=== Items ===

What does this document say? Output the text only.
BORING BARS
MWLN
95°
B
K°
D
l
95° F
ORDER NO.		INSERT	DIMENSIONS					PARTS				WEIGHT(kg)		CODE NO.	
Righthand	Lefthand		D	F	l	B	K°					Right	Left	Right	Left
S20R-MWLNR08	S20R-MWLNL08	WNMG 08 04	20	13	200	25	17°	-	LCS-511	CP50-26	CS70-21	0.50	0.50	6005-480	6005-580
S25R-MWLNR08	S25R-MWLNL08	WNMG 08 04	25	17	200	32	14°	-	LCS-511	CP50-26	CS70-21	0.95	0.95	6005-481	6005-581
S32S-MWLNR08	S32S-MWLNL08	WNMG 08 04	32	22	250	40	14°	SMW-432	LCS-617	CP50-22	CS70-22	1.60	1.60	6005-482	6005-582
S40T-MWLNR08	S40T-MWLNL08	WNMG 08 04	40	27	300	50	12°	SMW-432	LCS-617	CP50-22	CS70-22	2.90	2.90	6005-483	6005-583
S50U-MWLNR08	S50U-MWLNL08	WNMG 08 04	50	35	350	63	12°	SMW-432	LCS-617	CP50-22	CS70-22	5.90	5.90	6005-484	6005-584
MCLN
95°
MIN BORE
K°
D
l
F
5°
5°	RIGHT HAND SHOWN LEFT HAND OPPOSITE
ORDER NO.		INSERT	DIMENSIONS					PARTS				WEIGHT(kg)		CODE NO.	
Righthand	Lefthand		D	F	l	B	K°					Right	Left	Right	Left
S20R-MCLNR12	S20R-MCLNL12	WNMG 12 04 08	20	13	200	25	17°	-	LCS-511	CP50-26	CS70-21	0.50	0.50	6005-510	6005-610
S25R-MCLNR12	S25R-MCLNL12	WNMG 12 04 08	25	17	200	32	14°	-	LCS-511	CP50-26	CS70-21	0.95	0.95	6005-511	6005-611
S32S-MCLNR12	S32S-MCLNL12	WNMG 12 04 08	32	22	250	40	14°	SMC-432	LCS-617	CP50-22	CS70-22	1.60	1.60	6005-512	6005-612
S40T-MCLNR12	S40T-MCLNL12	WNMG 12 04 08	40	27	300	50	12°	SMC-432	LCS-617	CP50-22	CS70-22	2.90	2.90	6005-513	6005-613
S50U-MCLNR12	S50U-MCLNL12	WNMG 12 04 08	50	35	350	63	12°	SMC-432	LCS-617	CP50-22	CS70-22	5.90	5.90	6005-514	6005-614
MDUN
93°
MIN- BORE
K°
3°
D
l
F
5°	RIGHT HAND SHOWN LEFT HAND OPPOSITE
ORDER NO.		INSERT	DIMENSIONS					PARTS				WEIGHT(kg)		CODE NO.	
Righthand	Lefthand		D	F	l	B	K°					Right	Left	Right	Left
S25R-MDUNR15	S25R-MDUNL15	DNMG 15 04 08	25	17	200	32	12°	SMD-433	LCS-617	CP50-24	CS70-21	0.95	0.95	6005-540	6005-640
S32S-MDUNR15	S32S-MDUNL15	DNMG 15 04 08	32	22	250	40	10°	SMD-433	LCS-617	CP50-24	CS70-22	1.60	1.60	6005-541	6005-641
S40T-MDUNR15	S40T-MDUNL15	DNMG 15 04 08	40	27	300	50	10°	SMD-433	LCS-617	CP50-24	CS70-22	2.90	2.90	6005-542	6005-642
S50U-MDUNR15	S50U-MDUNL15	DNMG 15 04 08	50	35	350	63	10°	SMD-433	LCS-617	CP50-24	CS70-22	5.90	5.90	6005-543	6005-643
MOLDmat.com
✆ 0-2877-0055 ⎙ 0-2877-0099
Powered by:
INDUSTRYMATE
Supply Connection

===
=== Items ===

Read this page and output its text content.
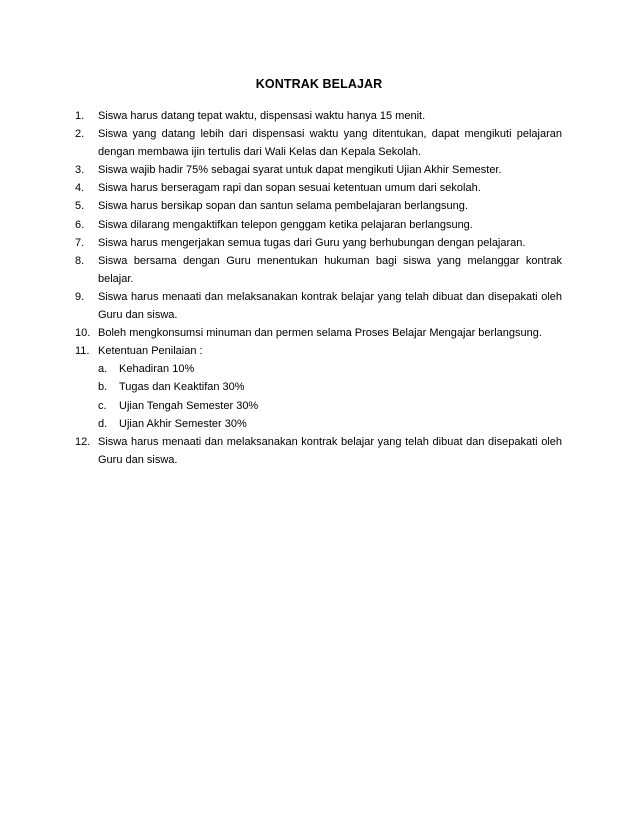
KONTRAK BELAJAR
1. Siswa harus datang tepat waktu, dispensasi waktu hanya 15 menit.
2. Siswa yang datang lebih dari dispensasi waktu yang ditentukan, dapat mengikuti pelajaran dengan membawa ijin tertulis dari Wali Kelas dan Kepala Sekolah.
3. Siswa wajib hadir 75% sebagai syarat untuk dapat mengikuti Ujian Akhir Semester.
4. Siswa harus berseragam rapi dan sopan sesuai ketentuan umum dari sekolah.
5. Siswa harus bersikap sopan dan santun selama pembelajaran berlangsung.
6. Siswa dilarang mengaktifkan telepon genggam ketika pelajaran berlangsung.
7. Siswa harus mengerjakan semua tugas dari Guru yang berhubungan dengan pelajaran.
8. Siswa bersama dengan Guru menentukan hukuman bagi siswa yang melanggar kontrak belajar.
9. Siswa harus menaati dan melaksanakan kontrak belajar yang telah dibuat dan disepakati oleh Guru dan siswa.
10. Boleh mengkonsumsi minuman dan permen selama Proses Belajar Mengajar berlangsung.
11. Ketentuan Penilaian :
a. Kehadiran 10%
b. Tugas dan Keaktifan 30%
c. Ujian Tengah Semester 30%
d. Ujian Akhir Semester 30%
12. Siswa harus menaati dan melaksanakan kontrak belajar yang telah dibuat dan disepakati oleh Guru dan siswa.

===

The exercise: Tally how many lines of the material contain the word "melaksanakan". The answer must be the number and nothing else.

Solution to the exercise: 2